*What to work on*.
Locate each line containing the string "Statistics" and copy it out.

[Data records]
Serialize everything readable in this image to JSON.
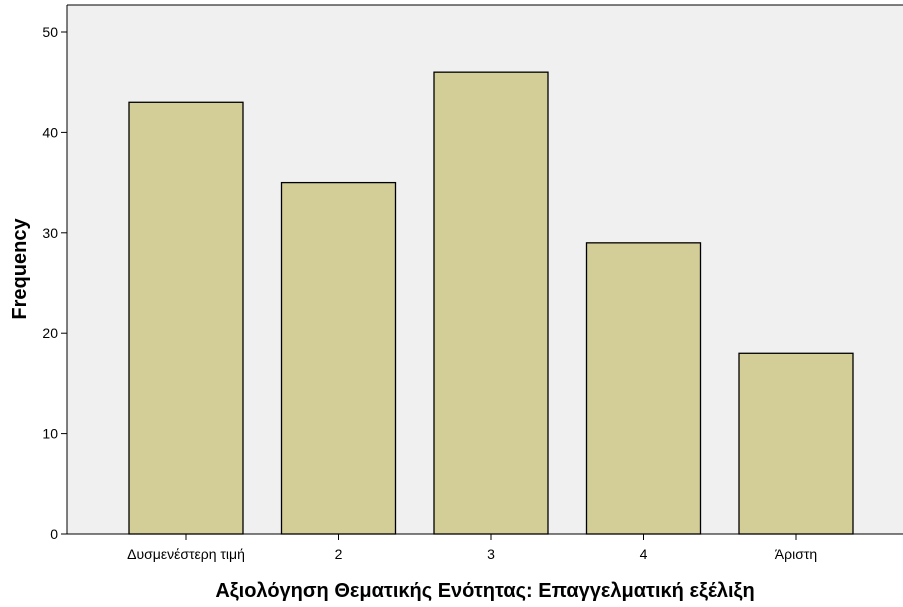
{
  "chart_data": {
    "type": "bar",
    "title": "",
    "xlabel": "Αξιολόγηση Θεματικής Ενότητας: Επαγγελματική εξέλιξη",
    "ylabel": "Frequency",
    "categories": [
      "Δυσμενέστερη τιμή",
      "2",
      "3",
      "4",
      "Άριστη"
    ],
    "values": [
      43,
      35,
      46,
      29,
      18
    ],
    "ylim": [
      0,
      50
    ],
    "yticks": [
      "0",
      "10",
      "20",
      "30",
      "40",
      "50"
    ],
    "grid": false,
    "colors": {
      "plot_background": "#f0f0f0",
      "bar_fill": "#d3ce97",
      "bar_stroke": "#000000"
    }
  }
}
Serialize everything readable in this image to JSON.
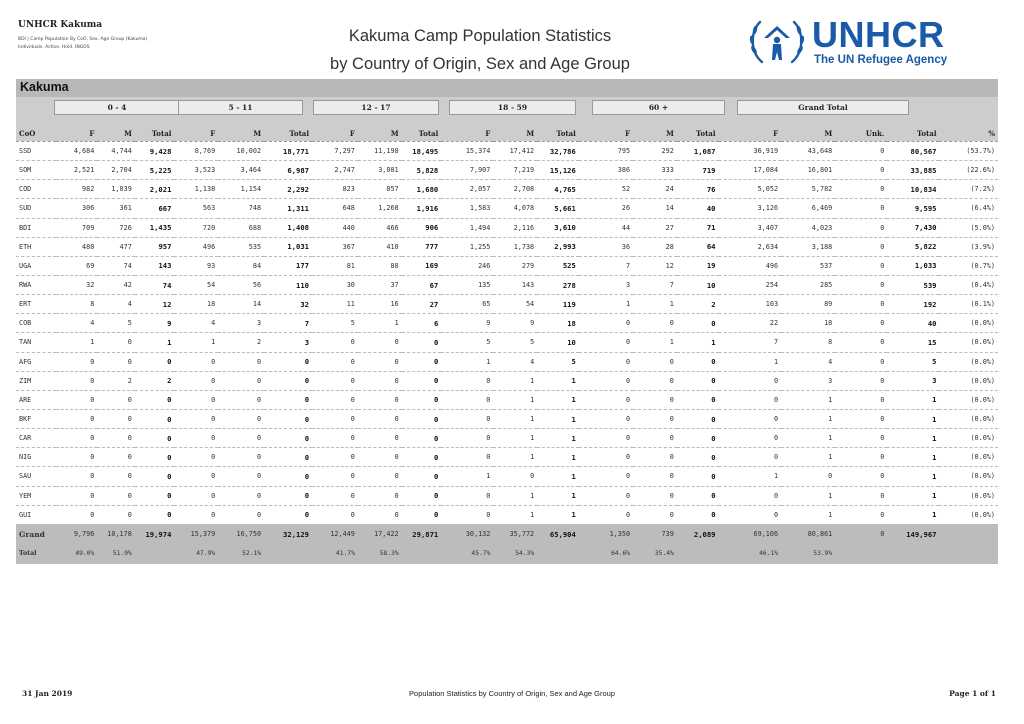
{
  "header": {
    "org": "UNHCR Kakuma",
    "subtitle_line1": "BDI | Camp Population By CoO, Sex, Age Group (Kakuma)",
    "subtitle_line2": "Individuals. Active. Hold. INGOS",
    "title_line1": "Kakuma Camp Population Statistics",
    "title_line2": "by Country of Origin, Sex and Age Group",
    "logo_name": "UNHCR",
    "logo_tagline": "The UN Refugee Agency",
    "logo_color": "#1a5aa6"
  },
  "camp": "Kakuma",
  "age_groups": [
    "0 - 4",
    "5 - 11",
    "12 - 17",
    "18 - 59",
    "60 +",
    "Grand Total"
  ],
  "columns": [
    "CoO",
    "F",
    "M",
    "Total",
    "F",
    "M",
    "Total",
    "F",
    "M",
    "Total",
    "F",
    "M",
    "Total",
    "F",
    "M",
    "Total",
    "F",
    "M",
    "Unk.",
    "Total",
    "%"
  ],
  "rows": [
    [
      "SSD",
      "4,684",
      "4,744",
      "9,428",
      "8,769",
      "10,002",
      "18,771",
      "7,297",
      "11,198",
      "18,495",
      "15,374",
      "17,412",
      "32,786",
      "795",
      "292",
      "1,087",
      "36,919",
      "43,648",
      "0",
      "80,567",
      "(53.7%)"
    ],
    [
      "SOM",
      "2,521",
      "2,704",
      "5,225",
      "3,523",
      "3,464",
      "6,987",
      "2,747",
      "3,081",
      "5,828",
      "7,907",
      "7,219",
      "15,126",
      "386",
      "333",
      "719",
      "17,084",
      "16,801",
      "0",
      "33,885",
      "(22.6%)"
    ],
    [
      "COD",
      "982",
      "1,039",
      "2,021",
      "1,138",
      "1,154",
      "2,292",
      "823",
      "857",
      "1,680",
      "2,057",
      "2,708",
      "4,765",
      "52",
      "24",
      "76",
      "5,052",
      "5,782",
      "0",
      "10,834",
      "(7.2%)"
    ],
    [
      "SUD",
      "306",
      "361",
      "667",
      "563",
      "748",
      "1,311",
      "648",
      "1,268",
      "1,916",
      "1,583",
      "4,078",
      "5,661",
      "26",
      "14",
      "40",
      "3,126",
      "6,469",
      "0",
      "9,595",
      "(6.4%)"
    ],
    [
      "BDI",
      "709",
      "726",
      "1,435",
      "720",
      "688",
      "1,408",
      "440",
      "466",
      "906",
      "1,494",
      "2,116",
      "3,610",
      "44",
      "27",
      "71",
      "3,407",
      "4,023",
      "0",
      "7,430",
      "(5.0%)"
    ],
    [
      "ETH",
      "480",
      "477",
      "957",
      "496",
      "535",
      "1,031",
      "367",
      "410",
      "777",
      "1,255",
      "1,738",
      "2,993",
      "36",
      "28",
      "64",
      "2,634",
      "3,188",
      "0",
      "5,822",
      "(3.9%)"
    ],
    [
      "UGA",
      "69",
      "74",
      "143",
      "93",
      "84",
      "177",
      "81",
      "88",
      "169",
      "246",
      "279",
      "525",
      "7",
      "12",
      "19",
      "496",
      "537",
      "0",
      "1,033",
      "(0.7%)"
    ],
    [
      "RWA",
      "32",
      "42",
      "74",
      "54",
      "56",
      "110",
      "30",
      "37",
      "67",
      "135",
      "143",
      "278",
      "3",
      "7",
      "10",
      "254",
      "285",
      "0",
      "539",
      "(0.4%)"
    ],
    [
      "ERT",
      "8",
      "4",
      "12",
      "18",
      "14",
      "32",
      "11",
      "16",
      "27",
      "65",
      "54",
      "119",
      "1",
      "1",
      "2",
      "103",
      "89",
      "0",
      "192",
      "(0.1%)"
    ],
    [
      "COB",
      "4",
      "5",
      "9",
      "4",
      "3",
      "7",
      "5",
      "1",
      "6",
      "9",
      "9",
      "18",
      "0",
      "0",
      "0",
      "22",
      "18",
      "0",
      "40",
      "(0.0%)"
    ],
    [
      "TAN",
      "1",
      "0",
      "1",
      "1",
      "2",
      "3",
      "0",
      "0",
      "0",
      "5",
      "5",
      "10",
      "0",
      "1",
      "1",
      "7",
      "8",
      "0",
      "15",
      "(0.0%)"
    ],
    [
      "AFG",
      "0",
      "0",
      "0",
      "0",
      "0",
      "0",
      "0",
      "0",
      "0",
      "1",
      "4",
      "5",
      "0",
      "0",
      "0",
      "1",
      "4",
      "0",
      "5",
      "(0.0%)"
    ],
    [
      "ZIM",
      "0",
      "2",
      "2",
      "0",
      "0",
      "0",
      "0",
      "0",
      "0",
      "0",
      "1",
      "1",
      "0",
      "0",
      "0",
      "0",
      "3",
      "0",
      "3",
      "(0.0%)"
    ],
    [
      "ARE",
      "0",
      "0",
      "0",
      "0",
      "0",
      "0",
      "0",
      "0",
      "0",
      "0",
      "1",
      "1",
      "0",
      "0",
      "0",
      "0",
      "1",
      "0",
      "1",
      "(0.0%)"
    ],
    [
      "BKF",
      "0",
      "0",
      "0",
      "0",
      "0",
      "0",
      "0",
      "0",
      "0",
      "0",
      "1",
      "1",
      "0",
      "0",
      "0",
      "0",
      "1",
      "0",
      "1",
      "(0.0%)"
    ],
    [
      "CAR",
      "0",
      "0",
      "0",
      "0",
      "0",
      "0",
      "0",
      "0",
      "0",
      "0",
      "1",
      "1",
      "0",
      "0",
      "0",
      "0",
      "1",
      "0",
      "1",
      "(0.0%)"
    ],
    [
      "NIG",
      "0",
      "0",
      "0",
      "0",
      "0",
      "0",
      "0",
      "0",
      "0",
      "0",
      "1",
      "1",
      "0",
      "0",
      "0",
      "0",
      "1",
      "0",
      "1",
      "(0.0%)"
    ],
    [
      "SAU",
      "0",
      "0",
      "0",
      "0",
      "0",
      "0",
      "0",
      "0",
      "0",
      "1",
      "0",
      "1",
      "0",
      "0",
      "0",
      "1",
      "0",
      "0",
      "1",
      "(0.0%)"
    ],
    [
      "YEM",
      "0",
      "0",
      "0",
      "0",
      "0",
      "0",
      "0",
      "0",
      "0",
      "0",
      "1",
      "1",
      "0",
      "0",
      "0",
      "0",
      "1",
      "0",
      "1",
      "(0.0%)"
    ],
    [
      "GUI",
      "0",
      "0",
      "0",
      "0",
      "0",
      "0",
      "0",
      "0",
      "0",
      "0",
      "1",
      "1",
      "0",
      "0",
      "0",
      "0",
      "1",
      "0",
      "1",
      "(0.0%)"
    ]
  ],
  "grand_total": {
    "label_line1": "Grand",
    "label_line2": "Total",
    "values": [
      "9,796",
      "10,178",
      "19,974",
      "15,379",
      "16,750",
      "32,129",
      "12,449",
      "17,422",
      "29,871",
      "30,132",
      "35,772",
      "65,904",
      "1,350",
      "739",
      "2,089",
      "69,106",
      "80,861",
      "0",
      "149,967",
      ""
    ],
    "percents": [
      "49.0%",
      "51.0%",
      "",
      "47.9%",
      "52.1%",
      "",
      "41.7%",
      "58.3%",
      "",
      "45.7%",
      "54.3%",
      "",
      "64.6%",
      "35.4%",
      "",
      "46.1%",
      "53.9%",
      "",
      "",
      ""
    ]
  },
  "footer": {
    "date": "31 Jan 2019",
    "center": "Population Statistics by Country of Origin, Sex and Age Group",
    "page": "Page 1 of 1"
  }
}
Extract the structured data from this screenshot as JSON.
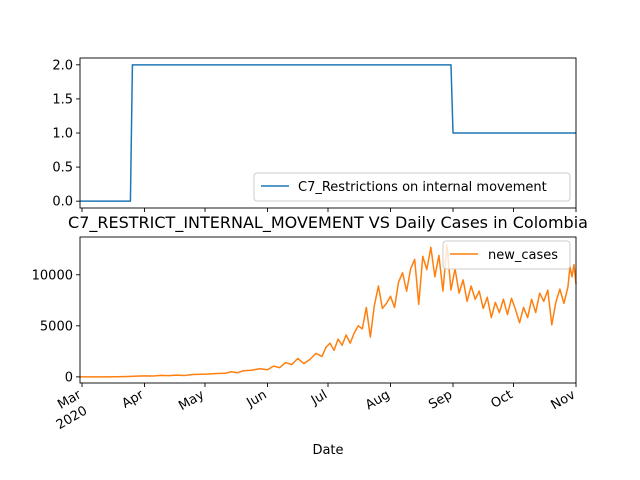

*The reply*.
    "title_line1": "Kakuma Camp Population Statistics",
    "center": "Population Statistics by Country of Origin, Sex and Age Group",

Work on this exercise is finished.